** Task details **
Collect all lines from the records below that include the word "center".
——————
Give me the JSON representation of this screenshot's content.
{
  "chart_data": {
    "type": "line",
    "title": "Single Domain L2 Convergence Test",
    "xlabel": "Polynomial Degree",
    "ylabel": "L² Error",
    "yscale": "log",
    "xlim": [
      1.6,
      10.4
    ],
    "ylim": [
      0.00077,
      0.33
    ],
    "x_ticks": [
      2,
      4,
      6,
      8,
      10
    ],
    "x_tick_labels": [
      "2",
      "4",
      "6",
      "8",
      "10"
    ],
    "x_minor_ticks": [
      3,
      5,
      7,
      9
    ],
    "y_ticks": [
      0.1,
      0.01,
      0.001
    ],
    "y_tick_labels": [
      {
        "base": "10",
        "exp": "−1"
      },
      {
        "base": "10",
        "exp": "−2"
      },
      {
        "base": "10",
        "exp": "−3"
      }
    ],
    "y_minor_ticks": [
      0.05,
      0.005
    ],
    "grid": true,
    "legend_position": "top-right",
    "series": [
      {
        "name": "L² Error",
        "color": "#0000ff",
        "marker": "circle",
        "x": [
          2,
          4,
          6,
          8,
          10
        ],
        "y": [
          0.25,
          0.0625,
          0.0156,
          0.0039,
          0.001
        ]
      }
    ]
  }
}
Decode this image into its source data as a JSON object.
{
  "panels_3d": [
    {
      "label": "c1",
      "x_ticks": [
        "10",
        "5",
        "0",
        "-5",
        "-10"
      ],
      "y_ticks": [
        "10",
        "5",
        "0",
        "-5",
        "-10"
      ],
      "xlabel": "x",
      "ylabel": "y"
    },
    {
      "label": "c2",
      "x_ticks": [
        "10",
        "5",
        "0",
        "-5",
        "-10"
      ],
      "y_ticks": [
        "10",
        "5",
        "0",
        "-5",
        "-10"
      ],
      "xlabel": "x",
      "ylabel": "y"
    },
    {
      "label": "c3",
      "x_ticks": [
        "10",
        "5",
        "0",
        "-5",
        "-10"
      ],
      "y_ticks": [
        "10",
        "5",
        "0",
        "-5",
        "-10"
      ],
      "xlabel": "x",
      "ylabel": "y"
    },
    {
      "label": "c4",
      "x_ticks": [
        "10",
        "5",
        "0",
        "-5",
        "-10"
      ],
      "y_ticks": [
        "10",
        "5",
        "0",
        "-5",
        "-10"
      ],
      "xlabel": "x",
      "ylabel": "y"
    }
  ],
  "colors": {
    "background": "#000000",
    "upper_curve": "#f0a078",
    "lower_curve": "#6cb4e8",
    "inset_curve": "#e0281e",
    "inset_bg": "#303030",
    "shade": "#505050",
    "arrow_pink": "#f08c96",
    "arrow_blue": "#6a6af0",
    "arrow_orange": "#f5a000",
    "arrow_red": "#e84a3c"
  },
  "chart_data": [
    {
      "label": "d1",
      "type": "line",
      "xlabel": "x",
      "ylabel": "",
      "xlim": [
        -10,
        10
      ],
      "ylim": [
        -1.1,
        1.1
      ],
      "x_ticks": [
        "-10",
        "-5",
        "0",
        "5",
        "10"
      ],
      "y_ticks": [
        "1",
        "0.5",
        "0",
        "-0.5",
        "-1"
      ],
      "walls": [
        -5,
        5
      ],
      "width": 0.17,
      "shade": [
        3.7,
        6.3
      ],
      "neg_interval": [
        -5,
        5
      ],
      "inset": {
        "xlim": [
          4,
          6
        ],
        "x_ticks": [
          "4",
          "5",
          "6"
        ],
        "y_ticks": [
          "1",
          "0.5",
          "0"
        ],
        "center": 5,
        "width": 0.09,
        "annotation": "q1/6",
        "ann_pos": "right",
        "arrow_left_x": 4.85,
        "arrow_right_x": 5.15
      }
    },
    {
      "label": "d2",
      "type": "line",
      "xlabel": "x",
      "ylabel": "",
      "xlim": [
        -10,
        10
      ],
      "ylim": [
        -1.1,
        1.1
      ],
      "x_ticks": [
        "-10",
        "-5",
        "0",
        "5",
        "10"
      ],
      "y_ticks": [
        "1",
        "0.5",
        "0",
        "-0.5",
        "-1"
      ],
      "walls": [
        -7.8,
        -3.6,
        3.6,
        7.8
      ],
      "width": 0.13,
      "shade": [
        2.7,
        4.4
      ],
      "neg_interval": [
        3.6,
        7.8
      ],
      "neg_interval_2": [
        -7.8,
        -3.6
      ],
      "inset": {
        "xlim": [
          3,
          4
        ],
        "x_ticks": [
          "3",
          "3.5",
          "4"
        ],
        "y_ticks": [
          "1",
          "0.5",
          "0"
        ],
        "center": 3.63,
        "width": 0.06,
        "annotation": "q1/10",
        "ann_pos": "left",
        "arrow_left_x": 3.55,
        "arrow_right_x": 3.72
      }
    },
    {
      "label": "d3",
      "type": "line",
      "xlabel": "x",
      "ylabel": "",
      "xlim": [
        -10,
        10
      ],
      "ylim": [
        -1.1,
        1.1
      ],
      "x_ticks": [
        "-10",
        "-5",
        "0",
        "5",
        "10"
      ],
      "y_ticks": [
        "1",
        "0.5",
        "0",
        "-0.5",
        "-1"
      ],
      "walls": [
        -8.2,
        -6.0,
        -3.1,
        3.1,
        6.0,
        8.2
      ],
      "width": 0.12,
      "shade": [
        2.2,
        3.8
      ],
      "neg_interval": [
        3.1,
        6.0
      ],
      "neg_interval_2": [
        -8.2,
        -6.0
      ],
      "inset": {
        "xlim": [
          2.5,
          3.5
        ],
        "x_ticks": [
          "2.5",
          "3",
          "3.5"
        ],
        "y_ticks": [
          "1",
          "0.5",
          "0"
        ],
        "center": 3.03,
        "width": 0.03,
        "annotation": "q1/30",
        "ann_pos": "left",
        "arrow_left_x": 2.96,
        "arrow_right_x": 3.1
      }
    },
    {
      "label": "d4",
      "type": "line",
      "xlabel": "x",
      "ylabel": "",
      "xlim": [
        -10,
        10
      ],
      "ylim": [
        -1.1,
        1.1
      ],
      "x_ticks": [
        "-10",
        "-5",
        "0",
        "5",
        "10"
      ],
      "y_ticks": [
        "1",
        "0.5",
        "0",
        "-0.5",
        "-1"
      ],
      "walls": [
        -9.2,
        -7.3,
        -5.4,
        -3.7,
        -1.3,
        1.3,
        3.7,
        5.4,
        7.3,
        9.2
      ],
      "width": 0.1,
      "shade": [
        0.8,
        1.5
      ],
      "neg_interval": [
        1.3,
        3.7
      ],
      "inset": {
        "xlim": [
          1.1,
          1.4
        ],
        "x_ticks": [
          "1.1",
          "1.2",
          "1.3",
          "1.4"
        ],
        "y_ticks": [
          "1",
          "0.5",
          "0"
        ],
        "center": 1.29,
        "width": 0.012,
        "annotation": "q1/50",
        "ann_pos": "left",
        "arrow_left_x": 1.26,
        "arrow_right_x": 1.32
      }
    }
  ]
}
——————
** Correct output **
        "center": 5,
        "center": 3.63,
        "center": 3.03,
        "center": 1.29,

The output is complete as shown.